◆ **Description of the task**: Every line below is to be quoted exactly, with nothing added or dropped.

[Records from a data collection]

* START *

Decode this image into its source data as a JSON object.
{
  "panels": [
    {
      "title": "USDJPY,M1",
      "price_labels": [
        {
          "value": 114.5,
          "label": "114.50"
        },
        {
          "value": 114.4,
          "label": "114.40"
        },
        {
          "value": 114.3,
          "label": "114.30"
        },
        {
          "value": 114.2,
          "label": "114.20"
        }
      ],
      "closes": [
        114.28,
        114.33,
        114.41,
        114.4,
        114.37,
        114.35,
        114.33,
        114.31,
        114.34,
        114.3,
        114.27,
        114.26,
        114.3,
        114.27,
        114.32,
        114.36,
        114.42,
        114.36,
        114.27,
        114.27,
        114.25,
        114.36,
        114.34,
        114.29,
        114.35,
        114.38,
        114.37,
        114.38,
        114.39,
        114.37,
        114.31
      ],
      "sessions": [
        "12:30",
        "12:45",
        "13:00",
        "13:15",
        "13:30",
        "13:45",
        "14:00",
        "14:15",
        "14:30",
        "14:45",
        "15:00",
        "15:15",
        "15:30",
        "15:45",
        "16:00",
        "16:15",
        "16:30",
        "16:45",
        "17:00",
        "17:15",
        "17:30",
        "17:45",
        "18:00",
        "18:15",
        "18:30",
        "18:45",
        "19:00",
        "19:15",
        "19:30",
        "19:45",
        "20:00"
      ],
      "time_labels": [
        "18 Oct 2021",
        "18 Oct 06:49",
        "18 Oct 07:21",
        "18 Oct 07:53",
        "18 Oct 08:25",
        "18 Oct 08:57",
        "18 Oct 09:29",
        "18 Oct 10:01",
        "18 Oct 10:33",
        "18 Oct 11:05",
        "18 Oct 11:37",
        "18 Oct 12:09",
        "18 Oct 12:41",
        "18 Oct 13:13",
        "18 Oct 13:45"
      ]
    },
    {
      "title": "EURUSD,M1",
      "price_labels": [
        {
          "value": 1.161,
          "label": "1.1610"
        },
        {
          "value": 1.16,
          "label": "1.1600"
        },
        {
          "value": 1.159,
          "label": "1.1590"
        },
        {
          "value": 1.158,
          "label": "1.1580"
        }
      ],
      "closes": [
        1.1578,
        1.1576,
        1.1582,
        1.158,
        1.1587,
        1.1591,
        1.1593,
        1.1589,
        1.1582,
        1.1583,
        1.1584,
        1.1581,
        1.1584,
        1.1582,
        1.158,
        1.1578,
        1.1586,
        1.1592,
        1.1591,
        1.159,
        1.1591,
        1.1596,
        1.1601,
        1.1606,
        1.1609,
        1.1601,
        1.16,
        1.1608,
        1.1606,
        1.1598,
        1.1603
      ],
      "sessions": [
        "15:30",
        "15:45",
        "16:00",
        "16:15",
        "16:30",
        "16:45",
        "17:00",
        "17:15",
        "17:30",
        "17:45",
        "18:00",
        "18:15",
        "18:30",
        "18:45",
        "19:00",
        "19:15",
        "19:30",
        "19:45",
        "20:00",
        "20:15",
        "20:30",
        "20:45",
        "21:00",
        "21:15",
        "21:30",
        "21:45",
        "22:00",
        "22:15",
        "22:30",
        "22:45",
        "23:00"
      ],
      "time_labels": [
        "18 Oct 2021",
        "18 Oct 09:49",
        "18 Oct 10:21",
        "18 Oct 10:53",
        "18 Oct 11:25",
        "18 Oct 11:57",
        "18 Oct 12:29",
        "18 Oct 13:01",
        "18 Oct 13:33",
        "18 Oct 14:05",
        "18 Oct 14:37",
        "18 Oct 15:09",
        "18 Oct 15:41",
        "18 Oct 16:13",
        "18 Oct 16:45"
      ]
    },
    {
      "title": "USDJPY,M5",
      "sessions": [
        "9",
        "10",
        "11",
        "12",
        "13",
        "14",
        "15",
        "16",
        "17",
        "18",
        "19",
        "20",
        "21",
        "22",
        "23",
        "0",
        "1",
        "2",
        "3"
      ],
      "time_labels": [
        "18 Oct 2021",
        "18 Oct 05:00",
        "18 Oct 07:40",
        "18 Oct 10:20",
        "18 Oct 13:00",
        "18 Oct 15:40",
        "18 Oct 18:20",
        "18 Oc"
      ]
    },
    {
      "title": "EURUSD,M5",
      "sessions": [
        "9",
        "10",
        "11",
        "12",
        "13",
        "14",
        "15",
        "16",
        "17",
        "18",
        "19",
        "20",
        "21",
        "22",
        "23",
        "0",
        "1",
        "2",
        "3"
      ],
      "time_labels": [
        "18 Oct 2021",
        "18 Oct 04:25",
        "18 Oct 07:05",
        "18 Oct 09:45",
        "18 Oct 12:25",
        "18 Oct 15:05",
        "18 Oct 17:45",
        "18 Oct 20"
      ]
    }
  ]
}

* END *

◆ **Output for this task**:
Decode this image into its source data as a JSON object.
{
  "panels": [
    {
      "title": "USDJPY,M1",
      "price_labels": [
        {
          "value": 114.5,
          "label": "114.50"
        },
        {
          "value": 114.4,
          "label": "114.40"
        },
        {
          "value": 114.3,
          "label": "114.30"
        },
        {
          "value": 114.2,
          "label": "114.20"
        }
      ],
      "closes": [
        114.28,
        114.33,
        114.41,
        114.4,
        114.37,
        114.35,
        114.33,
        114.31,
        114.34,
        114.3,
        114.27,
        114.26,
        114.3,
        114.27,
        114.32,
        114.36,
        114.42,
        114.36,
        114.27,
        114.27,
        114.25,
        114.36,
        114.34,
        114.29,
        114.35,
        114.38,
        114.37,
        114.38,
        114.39,
        114.37,
        114.31
      ],
      "sessions": [
        "12:30",
        "12:45",
        "13:00",
        "13:15",
        "13:30",
        "13:45",
        "14:00",
        "14:15",
        "14:30",
        "14:45",
        "15:00",
        "15:15",
        "15:30",
        "15:45",
        "16:00",
        "16:15",
        "16:30",
        "16:45",
        "17:00",
        "17:15",
        "17:30",
        "17:45",
        "18:00",
        "18:15",
        "18:30",
        "18:45",
        "19:00",
        "19:15",
        "19:30",
        "19:45",
        "20:00"
      ],
      "time_labels": [
        "18 Oct 2021",
        "18 Oct 06:49",
        "18 Oct 07:21",
        "18 Oct 07:53",
        "18 Oct 08:25",
        "18 Oct 08:57",
        "18 Oct 09:29",
        "18 Oct 10:01",
        "18 Oct 10:33",
        "18 Oct 11:05",
        "18 Oct 11:37",
        "18 Oct 12:09",
        "18 Oct 12:41",
        "18 Oct 13:13",
        "18 Oct 13:45"
      ]
    },
    {
      "title": "EURUSD,M1",
      "price_labels": [
        {
          "value": 1.161,
          "label": "1.1610"
        },
        {
          "value": 1.16,
          "label": "1.1600"
        },
        {
          "value": 1.159,
          "label": "1.1590"
        },
        {
          "value": 1.158,
          "label": "1.1580"
        }
      ],
      "closes": [
        1.1578,
        1.1576,
        1.1582,
        1.158,
        1.1587,
        1.1591,
        1.1593,
        1.1589,
        1.1582,
        1.1583,
        1.1584,
        1.1581,
        1.1584,
        1.1582,
        1.158,
        1.1578,
        1.1586,
        1.1592,
        1.1591,
        1.159,
        1.1591,
        1.1596,
        1.1601,
        1.1606,
        1.1609,
        1.1601,
        1.16,
        1.1608,
        1.1606,
        1.1598,
        1.1603
      ],
      "sessions": [
        "15:30",
        "15:45",
        "16:00",
        "16:15",
        "16:30",
        "16:45",
        "17:00",
        "17:15",
        "17:30",
        "17:45",
        "18:00",
        "18:15",
        "18:30",
        "18:45",
        "19:00",
        "19:15",
        "19:30",
        "19:45",
        "20:00",
        "20:15",
        "20:30",
        "20:45",
        "21:00",
        "21:15",
        "21:30",
        "21:45",
        "22:00",
        "22:15",
        "22:30",
        "22:45",
        "23:00"
      ],
      "time_labels": [
        "18 Oct 2021",
        "18 Oct 09:49",
        "18 Oct 10:21",
        "18 Oct 10:53",
        "18 Oct 11:25",
        "18 Oct 11:57",
        "18 Oct 12:29",
        "18 Oct 13:01",
        "18 Oct 13:33",
        "18 Oct 14:05",
        "18 Oct 14:37",
        "18 Oct 15:09",
        "18 Oct 15:41",
        "18 Oct 16:13",
        "18 Oct 16:45"
      ]
    },
    {
      "title": "USDJPY,M5",
      "sessions": [
        "9",
        "10",
        "11",
        "12",
        "13",
        "14",
        "15",
        "16",
        "17",
        "18",
        "19",
        "20",
        "21",
        "22",
        "23",
        "0",
        "1",
        "2",
        "3"
      ],
      "time_labels": [
        "18 Oct 2021",
        "18 Oct 05:00",
        "18 Oct 07:40",
        "18 Oct 10:20",
        "18 Oct 13:00",
        "18 Oct 15:40",
        "18 Oct 18:20",
        "18 Oc"
      ]
    },
    {
      "title": "EURUSD,M5",
      "sessions": [
        "9",
        "10",
        "11",
        "12",
        "13",
        "14",
        "15",
        "16",
        "17",
        "18",
        "19",
        "20",
        "21",
        "22",
        "23",
        "0",
        "1",
        "2",
        "3"
      ],
      "time_labels": [
        "18 Oct 2021",
        "18 Oct 04:25",
        "18 Oct 07:05",
        "18 Oct 09:45",
        "18 Oct 12:25",
        "18 Oct 15:05",
        "18 Oct 17:45",
        "18 Oct 20"
      ]
    }
  ]
}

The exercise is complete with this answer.